[Data entries]
——————————
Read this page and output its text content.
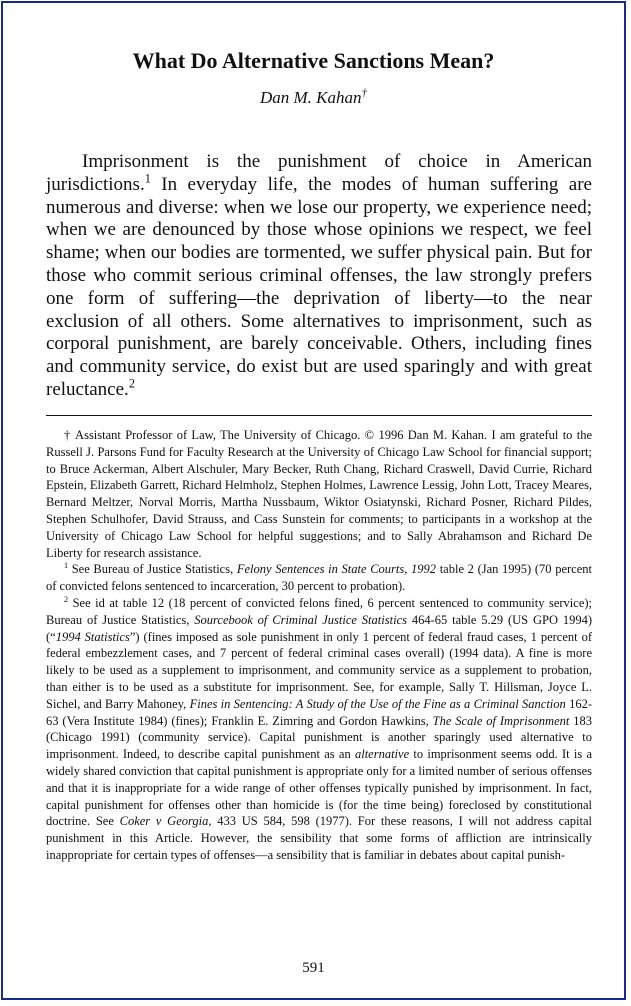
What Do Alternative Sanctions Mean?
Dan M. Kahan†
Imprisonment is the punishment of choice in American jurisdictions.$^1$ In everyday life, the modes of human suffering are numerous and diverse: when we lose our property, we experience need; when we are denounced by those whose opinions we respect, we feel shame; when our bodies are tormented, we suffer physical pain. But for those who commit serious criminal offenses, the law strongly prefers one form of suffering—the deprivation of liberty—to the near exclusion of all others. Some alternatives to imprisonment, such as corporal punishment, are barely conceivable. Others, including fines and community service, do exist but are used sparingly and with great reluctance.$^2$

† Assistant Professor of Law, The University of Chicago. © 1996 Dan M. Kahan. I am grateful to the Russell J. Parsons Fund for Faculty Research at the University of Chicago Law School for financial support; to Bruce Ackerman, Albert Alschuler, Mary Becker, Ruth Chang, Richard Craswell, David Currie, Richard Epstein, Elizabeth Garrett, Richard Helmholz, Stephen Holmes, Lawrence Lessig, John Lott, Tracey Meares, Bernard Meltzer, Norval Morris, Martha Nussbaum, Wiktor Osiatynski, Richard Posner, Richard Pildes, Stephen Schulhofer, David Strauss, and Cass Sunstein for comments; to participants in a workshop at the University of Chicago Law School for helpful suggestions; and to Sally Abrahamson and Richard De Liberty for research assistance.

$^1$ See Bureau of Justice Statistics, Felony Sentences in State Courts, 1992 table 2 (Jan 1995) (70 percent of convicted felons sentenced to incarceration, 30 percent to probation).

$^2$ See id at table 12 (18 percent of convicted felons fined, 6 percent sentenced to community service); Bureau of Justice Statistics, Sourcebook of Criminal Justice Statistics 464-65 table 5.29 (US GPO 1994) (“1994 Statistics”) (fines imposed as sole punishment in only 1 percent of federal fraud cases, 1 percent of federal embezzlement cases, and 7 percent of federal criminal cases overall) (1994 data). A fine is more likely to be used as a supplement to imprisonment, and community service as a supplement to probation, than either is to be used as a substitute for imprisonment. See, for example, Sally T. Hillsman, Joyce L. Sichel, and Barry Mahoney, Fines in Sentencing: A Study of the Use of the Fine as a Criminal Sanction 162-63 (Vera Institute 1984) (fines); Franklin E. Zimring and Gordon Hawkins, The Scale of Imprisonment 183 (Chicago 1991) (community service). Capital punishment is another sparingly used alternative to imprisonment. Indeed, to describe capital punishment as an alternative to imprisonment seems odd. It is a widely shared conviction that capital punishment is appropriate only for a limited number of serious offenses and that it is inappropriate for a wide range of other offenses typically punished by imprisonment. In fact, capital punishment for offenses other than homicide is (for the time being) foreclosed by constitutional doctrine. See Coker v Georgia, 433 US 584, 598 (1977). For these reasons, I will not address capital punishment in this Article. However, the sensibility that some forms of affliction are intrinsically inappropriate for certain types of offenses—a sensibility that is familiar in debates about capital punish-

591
——————————
WORK INSTRUCTIONS: Retype all the records shown above, character for character. Omit every picture.

RESULT OF THIS TASK:
Read this page and output its text content.
What Do Alternative Sanctions Mean?
Dan M. Kahan†
Imprisonment is the punishment of choice in American jurisdictions.$^1$ In everyday life, the modes of human suffering are numerous and diverse: when we lose our property, we experience need; when we are denounced by those whose opinions we respect, we feel shame; when our bodies are tormented, we suffer physical pain. But for those who commit serious criminal offenses, the law strongly prefers one form of suffering—the deprivation of liberty—to the near exclusion of all others. Some alternatives to imprisonment, such as corporal punishment, are barely conceivable. Others, including fines and community service, do exist but are used sparingly and with great reluctance.$^2$

† Assistant Professor of Law, The University of Chicago. © 1996 Dan M. Kahan. I am grateful to the Russell J. Parsons Fund for Faculty Research at the University of Chicago Law School for financial support; to Bruce Ackerman, Albert Alschuler, Mary Becker, Ruth Chang, Richard Craswell, David Currie, Richard Epstein, Elizabeth Garrett, Richard Helmholz, Stephen Holmes, Lawrence Lessig, John Lott, Tracey Meares, Bernard Meltzer, Norval Morris, Martha Nussbaum, Wiktor Osiatynski, Richard Posner, Richard Pildes, Stephen Schulhofer, David Strauss, and Cass Sunstein for comments; to participants in a workshop at the University of Chicago Law School for helpful suggestions; and to Sally Abrahamson and Richard De Liberty for research assistance.

$^1$ See Bureau of Justice Statistics, Felony Sentences in State Courts, 1992 table 2 (Jan 1995) (70 percent of convicted felons sentenced to incarceration, 30 percent to probation).

$^2$ See id at table 12 (18 percent of convicted felons fined, 6 percent sentenced to community service); Bureau of Justice Statistics, Sourcebook of Criminal Justice Statistics 464-65 table 5.29 (US GPO 1994) (“1994 Statistics”) (fines imposed as sole punishment in only 1 percent of federal fraud cases, 1 percent of federal embezzlement cases, and 7 percent of federal criminal cases overall) (1994 data). A fine is more likely to be used as a supplement to imprisonment, and community service as a supplement to probation, than either is to be used as a substitute for imprisonment. See, for example, Sally T. Hillsman, Joyce L. Sichel, and Barry Mahoney, Fines in Sentencing: A Study of the Use of the Fine as a Criminal Sanction 162-63 (Vera Institute 1984) (fines); Franklin E. Zimring and Gordon Hawkins, The Scale of Imprisonment 183 (Chicago 1991) (community service). Capital punishment is another sparingly used alternative to imprisonment. Indeed, to describe capital punishment as an alternative to imprisonment seems odd. It is a widely shared conviction that capital punishment is appropriate only for a limited number of serious offenses and that it is inappropriate for a wide range of other offenses typically punished by imprisonment. In fact, capital punishment for offenses other than homicide is (for the time being) foreclosed by constitutional doctrine. See Coker v Georgia, 433 US 584, 598 (1977). For these reasons, I will not address capital punishment in this Article. However, the sensibility that some forms of affliction are intrinsically inappropriate for certain types of offenses—a sensibility that is familiar in debates about capital punish-

591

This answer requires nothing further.